::: DATASET ROWS :::

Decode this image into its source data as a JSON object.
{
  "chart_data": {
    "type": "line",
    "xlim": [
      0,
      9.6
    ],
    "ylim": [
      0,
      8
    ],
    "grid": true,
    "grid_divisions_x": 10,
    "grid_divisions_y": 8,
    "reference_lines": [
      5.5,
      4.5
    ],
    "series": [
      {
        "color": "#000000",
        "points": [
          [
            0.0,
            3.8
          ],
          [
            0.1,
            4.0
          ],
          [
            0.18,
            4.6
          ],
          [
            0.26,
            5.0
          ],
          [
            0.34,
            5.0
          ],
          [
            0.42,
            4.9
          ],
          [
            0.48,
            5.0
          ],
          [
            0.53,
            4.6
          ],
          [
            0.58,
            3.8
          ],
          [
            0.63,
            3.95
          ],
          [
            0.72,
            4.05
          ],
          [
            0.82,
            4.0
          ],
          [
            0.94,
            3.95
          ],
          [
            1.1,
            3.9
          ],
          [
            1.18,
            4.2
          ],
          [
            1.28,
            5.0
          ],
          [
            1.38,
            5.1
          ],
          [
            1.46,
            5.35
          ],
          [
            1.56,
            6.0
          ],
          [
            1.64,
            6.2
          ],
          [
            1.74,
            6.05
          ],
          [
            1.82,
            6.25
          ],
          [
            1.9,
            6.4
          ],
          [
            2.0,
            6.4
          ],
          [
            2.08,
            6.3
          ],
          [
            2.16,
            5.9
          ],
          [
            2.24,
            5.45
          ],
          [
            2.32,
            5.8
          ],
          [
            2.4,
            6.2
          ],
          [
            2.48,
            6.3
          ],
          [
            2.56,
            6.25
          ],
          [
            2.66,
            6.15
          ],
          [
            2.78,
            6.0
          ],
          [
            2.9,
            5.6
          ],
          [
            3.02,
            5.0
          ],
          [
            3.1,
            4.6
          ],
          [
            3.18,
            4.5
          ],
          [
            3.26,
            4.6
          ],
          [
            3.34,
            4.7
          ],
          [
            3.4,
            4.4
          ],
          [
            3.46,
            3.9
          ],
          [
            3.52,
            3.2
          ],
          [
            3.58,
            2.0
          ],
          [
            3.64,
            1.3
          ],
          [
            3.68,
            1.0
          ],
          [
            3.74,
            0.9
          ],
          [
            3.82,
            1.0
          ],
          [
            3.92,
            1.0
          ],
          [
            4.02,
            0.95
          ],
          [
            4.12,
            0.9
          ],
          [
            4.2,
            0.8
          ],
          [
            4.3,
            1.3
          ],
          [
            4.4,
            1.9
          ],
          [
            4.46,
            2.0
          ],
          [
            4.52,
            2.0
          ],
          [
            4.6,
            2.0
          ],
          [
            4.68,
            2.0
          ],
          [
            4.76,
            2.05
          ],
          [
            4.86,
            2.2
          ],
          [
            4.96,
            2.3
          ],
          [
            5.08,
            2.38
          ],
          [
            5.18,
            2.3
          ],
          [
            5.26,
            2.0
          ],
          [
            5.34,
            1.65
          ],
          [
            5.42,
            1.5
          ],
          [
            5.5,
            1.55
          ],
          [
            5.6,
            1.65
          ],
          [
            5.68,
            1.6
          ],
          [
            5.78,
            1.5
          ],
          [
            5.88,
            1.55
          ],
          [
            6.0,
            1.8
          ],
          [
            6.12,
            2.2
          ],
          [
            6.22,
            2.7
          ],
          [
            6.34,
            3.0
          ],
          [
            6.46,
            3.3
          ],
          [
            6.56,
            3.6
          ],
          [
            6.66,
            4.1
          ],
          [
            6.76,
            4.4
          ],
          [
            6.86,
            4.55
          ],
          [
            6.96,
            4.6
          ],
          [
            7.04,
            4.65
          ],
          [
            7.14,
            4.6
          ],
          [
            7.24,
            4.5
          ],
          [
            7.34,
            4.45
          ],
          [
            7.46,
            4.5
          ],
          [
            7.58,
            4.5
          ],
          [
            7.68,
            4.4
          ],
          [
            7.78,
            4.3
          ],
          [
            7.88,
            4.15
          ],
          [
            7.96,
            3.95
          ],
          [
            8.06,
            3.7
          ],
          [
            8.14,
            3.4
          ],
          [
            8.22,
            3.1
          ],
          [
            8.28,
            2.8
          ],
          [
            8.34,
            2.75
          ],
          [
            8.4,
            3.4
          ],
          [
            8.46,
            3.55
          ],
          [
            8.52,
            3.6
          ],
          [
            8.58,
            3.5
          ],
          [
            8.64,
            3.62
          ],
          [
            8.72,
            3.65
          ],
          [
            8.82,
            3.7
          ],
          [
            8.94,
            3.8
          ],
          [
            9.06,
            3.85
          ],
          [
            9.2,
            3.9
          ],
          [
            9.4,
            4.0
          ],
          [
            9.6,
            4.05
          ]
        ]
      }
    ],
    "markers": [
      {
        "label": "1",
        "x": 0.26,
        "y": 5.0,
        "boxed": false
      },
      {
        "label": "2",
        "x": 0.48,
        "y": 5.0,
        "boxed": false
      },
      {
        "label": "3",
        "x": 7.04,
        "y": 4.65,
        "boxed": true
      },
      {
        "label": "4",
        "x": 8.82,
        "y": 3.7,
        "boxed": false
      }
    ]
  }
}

:::

* [REQUIREMENT] Copy out the whole listing exactly as written.

* [WRITTEN SOLUTION]
Decode this image into its source data as a JSON object.
{
  "chart_data": {
    "type": "line",
    "xlim": [
      0,
      9.6
    ],
    "ylim": [
      0,
      8
    ],
    "grid": true,
    "grid_divisions_x": 10,
    "grid_divisions_y": 8,
    "reference_lines": [
      5.5,
      4.5
    ],
    "series": [
      {
        "color": "#000000",
        "points": [
          [
            0.0,
            3.8
          ],
          [
            0.1,
            4.0
          ],
          [
            0.18,
            4.6
          ],
          [
            0.26,
            5.0
          ],
          [
            0.34,
            5.0
          ],
          [
            0.42,
            4.9
          ],
          [
            0.48,
            5.0
          ],
          [
            0.53,
            4.6
          ],
          [
            0.58,
            3.8
          ],
          [
            0.63,
            3.95
          ],
          [
            0.72,
            4.05
          ],
          [
            0.82,
            4.0
          ],
          [
            0.94,
            3.95
          ],
          [
            1.1,
            3.9
          ],
          [
            1.18,
            4.2
          ],
          [
            1.28,
            5.0
          ],
          [
            1.38,
            5.1
          ],
          [
            1.46,
            5.35
          ],
          [
            1.56,
            6.0
          ],
          [
            1.64,
            6.2
          ],
          [
            1.74,
            6.05
          ],
          [
            1.82,
            6.25
          ],
          [
            1.9,
            6.4
          ],
          [
            2.0,
            6.4
          ],
          [
            2.08,
            6.3
          ],
          [
            2.16,
            5.9
          ],
          [
            2.24,
            5.45
          ],
          [
            2.32,
            5.8
          ],
          [
            2.4,
            6.2
          ],
          [
            2.48,
            6.3
          ],
          [
            2.56,
            6.25
          ],
          [
            2.66,
            6.15
          ],
          [
            2.78,
            6.0
          ],
          [
            2.9,
            5.6
          ],
          [
            3.02,
            5.0
          ],
          [
            3.1,
            4.6
          ],
          [
            3.18,
            4.5
          ],
          [
            3.26,
            4.6
          ],
          [
            3.34,
            4.7
          ],
          [
            3.4,
            4.4
          ],
          [
            3.46,
            3.9
          ],
          [
            3.52,
            3.2
          ],
          [
            3.58,
            2.0
          ],
          [
            3.64,
            1.3
          ],
          [
            3.68,
            1.0
          ],
          [
            3.74,
            0.9
          ],
          [
            3.82,
            1.0
          ],
          [
            3.92,
            1.0
          ],
          [
            4.02,
            0.95
          ],
          [
            4.12,
            0.9
          ],
          [
            4.2,
            0.8
          ],
          [
            4.3,
            1.3
          ],
          [
            4.4,
            1.9
          ],
          [
            4.46,
            2.0
          ],
          [
            4.52,
            2.0
          ],
          [
            4.6,
            2.0
          ],
          [
            4.68,
            2.0
          ],
          [
            4.76,
            2.05
          ],
          [
            4.86,
            2.2
          ],
          [
            4.96,
            2.3
          ],
          [
            5.08,
            2.38
          ],
          [
            5.18,
            2.3
          ],
          [
            5.26,
            2.0
          ],
          [
            5.34,
            1.65
          ],
          [
            5.42,
            1.5
          ],
          [
            5.5,
            1.55
          ],
          [
            5.6,
            1.65
          ],
          [
            5.68,
            1.6
          ],
          [
            5.78,
            1.5
          ],
          [
            5.88,
            1.55
          ],
          [
            6.0,
            1.8
          ],
          [
            6.12,
            2.2
          ],
          [
            6.22,
            2.7
          ],
          [
            6.34,
            3.0
          ],
          [
            6.46,
            3.3
          ],
          [
            6.56,
            3.6
          ],
          [
            6.66,
            4.1
          ],
          [
            6.76,
            4.4
          ],
          [
            6.86,
            4.55
          ],
          [
            6.96,
            4.6
          ],
          [
            7.04,
            4.65
          ],
          [
            7.14,
            4.6
          ],
          [
            7.24,
            4.5
          ],
          [
            7.34,
            4.45
          ],
          [
            7.46,
            4.5
          ],
          [
            7.58,
            4.5
          ],
          [
            7.68,
            4.4
          ],
          [
            7.78,
            4.3
          ],
          [
            7.88,
            4.15
          ],
          [
            7.96,
            3.95
          ],
          [
            8.06,
            3.7
          ],
          [
            8.14,
            3.4
          ],
          [
            8.22,
            3.1
          ],
          [
            8.28,
            2.8
          ],
          [
            8.34,
            2.75
          ],
          [
            8.4,
            3.4
          ],
          [
            8.46,
            3.55
          ],
          [
            8.52,
            3.6
          ],
          [
            8.58,
            3.5
          ],
          [
            8.64,
            3.62
          ],
          [
            8.72,
            3.65
          ],
          [
            8.82,
            3.7
          ],
          [
            8.94,
            3.8
          ],
          [
            9.06,
            3.85
          ],
          [
            9.2,
            3.9
          ],
          [
            9.4,
            4.0
          ],
          [
            9.6,
            4.05
          ]
        ]
      }
    ],
    "markers": [
      {
        "label": "1",
        "x": 0.26,
        "y": 5.0,
        "boxed": false
      },
      {
        "label": "2",
        "x": 0.48,
        "y": 5.0,
        "boxed": false
      },
      {
        "label": "3",
        "x": 7.04,
        "y": 4.65,
        "boxed": true
      },
      {
        "label": "4",
        "x": 8.82,
        "y": 3.7,
        "boxed": false
      }
    ]
  }
}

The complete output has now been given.